Exercise material:

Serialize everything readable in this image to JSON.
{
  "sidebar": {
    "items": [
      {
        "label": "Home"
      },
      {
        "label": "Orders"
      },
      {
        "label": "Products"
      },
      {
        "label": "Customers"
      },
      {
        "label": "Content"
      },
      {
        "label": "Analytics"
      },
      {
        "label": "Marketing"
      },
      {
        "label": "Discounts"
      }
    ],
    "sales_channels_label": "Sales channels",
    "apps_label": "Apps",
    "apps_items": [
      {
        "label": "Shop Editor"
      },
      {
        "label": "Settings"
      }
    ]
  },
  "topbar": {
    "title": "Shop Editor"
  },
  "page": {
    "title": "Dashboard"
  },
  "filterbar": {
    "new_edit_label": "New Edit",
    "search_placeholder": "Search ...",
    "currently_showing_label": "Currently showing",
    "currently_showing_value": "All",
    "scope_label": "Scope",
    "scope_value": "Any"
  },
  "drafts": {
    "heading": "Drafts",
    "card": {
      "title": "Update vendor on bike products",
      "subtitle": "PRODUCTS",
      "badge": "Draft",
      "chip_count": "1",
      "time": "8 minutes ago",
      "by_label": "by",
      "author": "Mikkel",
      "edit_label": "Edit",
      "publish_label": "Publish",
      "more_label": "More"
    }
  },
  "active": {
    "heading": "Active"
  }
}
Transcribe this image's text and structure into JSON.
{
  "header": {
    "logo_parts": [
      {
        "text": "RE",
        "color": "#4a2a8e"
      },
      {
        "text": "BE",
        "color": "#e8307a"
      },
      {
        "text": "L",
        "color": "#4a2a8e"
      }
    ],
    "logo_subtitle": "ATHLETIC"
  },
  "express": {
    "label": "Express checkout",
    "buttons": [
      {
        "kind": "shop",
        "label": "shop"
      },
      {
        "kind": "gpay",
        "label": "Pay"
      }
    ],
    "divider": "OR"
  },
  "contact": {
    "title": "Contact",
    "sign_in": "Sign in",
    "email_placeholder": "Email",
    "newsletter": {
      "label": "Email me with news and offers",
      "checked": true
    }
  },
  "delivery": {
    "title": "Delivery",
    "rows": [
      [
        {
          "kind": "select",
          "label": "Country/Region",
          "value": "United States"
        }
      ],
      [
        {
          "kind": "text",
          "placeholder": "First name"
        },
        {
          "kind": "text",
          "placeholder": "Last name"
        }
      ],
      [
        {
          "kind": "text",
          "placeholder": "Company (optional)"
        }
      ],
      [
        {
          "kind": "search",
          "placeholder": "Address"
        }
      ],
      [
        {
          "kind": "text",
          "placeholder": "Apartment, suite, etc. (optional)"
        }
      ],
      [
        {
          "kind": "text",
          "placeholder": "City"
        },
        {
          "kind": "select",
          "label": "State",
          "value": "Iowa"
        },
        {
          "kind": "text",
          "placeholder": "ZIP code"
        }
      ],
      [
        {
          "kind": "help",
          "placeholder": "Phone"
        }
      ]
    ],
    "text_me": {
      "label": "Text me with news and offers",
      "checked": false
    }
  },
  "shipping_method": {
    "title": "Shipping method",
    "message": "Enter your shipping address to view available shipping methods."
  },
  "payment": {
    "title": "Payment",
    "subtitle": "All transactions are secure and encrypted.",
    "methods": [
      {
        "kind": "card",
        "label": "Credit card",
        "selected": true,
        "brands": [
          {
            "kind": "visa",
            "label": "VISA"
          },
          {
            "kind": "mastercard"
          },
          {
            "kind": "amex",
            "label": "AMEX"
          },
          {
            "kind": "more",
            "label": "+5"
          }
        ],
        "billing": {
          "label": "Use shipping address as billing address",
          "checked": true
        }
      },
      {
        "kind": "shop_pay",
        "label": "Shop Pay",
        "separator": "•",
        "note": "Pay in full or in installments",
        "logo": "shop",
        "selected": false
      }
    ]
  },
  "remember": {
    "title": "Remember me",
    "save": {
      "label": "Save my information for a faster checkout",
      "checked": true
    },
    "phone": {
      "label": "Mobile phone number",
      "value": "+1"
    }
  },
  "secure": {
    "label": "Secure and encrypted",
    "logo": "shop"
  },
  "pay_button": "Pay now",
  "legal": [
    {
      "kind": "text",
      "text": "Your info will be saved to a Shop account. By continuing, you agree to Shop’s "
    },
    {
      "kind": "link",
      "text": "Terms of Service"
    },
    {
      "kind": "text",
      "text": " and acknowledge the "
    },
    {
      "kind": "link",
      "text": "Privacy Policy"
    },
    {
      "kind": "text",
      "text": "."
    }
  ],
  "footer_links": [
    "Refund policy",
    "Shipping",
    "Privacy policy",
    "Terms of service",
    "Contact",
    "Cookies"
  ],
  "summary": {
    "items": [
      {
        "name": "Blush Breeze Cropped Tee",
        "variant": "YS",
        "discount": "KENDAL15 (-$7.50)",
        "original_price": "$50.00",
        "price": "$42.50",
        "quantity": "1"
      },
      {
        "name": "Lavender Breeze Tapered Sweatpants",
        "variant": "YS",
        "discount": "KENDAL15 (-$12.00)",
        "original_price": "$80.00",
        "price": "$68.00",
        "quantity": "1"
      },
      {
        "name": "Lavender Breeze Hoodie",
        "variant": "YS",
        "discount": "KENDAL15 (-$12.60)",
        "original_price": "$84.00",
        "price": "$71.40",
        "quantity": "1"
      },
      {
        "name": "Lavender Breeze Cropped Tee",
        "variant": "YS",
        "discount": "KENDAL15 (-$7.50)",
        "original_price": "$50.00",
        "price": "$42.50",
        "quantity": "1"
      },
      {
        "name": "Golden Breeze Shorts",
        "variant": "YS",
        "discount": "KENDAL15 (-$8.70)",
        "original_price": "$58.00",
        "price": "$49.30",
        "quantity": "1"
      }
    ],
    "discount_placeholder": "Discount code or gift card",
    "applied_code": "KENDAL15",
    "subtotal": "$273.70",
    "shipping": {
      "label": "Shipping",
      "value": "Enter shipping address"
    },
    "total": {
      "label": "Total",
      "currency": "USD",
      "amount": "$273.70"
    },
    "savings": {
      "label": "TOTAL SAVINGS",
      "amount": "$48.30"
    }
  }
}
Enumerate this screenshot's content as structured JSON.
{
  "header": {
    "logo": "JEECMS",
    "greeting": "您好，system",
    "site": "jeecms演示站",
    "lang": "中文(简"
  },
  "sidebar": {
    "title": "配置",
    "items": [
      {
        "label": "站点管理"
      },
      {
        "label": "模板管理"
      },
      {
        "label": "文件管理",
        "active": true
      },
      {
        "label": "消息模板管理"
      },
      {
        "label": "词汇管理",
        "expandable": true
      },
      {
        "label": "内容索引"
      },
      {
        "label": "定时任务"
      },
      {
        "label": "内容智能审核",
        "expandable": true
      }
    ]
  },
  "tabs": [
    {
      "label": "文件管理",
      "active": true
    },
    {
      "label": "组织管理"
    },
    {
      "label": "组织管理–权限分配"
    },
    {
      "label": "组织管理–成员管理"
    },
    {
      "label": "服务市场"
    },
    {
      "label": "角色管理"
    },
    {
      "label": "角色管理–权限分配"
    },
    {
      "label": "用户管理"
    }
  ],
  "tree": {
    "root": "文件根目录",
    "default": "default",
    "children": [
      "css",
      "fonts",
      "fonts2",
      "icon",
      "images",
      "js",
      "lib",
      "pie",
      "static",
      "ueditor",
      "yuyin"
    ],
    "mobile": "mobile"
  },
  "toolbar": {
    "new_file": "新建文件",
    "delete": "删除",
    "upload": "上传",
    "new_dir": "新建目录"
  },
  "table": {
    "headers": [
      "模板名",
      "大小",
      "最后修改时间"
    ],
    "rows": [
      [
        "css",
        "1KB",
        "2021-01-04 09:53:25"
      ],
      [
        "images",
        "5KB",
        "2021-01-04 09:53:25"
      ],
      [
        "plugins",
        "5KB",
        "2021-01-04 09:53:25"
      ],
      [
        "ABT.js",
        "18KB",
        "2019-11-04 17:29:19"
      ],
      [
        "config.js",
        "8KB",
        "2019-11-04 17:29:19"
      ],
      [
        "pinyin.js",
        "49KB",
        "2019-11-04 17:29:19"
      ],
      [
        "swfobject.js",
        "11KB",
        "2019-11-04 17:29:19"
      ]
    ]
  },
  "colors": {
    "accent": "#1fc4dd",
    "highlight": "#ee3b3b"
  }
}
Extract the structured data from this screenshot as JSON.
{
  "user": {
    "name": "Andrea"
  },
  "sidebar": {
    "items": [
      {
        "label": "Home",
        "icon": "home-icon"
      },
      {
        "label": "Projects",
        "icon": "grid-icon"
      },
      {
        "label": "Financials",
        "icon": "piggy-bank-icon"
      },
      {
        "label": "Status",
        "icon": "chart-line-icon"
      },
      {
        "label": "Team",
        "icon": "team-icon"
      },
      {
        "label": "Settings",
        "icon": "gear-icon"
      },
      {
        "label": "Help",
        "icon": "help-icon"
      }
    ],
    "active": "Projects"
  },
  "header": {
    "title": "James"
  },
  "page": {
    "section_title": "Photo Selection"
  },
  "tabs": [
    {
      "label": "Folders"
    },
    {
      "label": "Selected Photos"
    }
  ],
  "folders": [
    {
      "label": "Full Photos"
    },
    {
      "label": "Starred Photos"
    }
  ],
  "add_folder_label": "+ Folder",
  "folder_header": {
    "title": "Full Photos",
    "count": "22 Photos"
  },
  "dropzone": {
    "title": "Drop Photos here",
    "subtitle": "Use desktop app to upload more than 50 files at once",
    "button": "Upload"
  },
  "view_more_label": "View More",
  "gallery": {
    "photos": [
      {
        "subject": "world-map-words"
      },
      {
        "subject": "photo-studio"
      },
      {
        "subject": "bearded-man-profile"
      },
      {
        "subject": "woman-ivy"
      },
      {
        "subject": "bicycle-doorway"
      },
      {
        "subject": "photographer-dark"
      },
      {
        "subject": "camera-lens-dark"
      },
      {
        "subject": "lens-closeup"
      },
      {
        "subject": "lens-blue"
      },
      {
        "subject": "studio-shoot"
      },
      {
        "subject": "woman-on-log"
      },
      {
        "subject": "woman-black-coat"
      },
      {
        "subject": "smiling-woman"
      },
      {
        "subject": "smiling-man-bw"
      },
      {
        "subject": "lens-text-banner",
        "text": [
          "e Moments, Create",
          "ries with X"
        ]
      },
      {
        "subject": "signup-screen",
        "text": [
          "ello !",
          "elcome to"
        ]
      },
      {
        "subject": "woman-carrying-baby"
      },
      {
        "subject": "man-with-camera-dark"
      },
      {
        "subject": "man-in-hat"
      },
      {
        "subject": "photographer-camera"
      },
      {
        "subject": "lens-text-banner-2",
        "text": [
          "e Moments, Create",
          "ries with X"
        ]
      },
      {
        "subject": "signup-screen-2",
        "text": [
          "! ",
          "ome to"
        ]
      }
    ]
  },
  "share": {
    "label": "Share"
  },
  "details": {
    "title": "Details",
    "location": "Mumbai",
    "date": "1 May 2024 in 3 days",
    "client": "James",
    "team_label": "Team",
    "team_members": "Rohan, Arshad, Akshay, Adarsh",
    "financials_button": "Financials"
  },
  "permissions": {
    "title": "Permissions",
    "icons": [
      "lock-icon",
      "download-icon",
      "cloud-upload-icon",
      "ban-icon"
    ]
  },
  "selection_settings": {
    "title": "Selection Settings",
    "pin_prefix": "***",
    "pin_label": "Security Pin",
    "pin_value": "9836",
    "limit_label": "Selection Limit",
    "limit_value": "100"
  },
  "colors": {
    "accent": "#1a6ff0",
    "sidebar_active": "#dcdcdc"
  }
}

Exercise: Locate all lines holding the word "Cropped", then copy them out.

The response:
        "name": "Blush Breeze Cropped Tee",
        "name": "Lavender Breeze Cropped Tee",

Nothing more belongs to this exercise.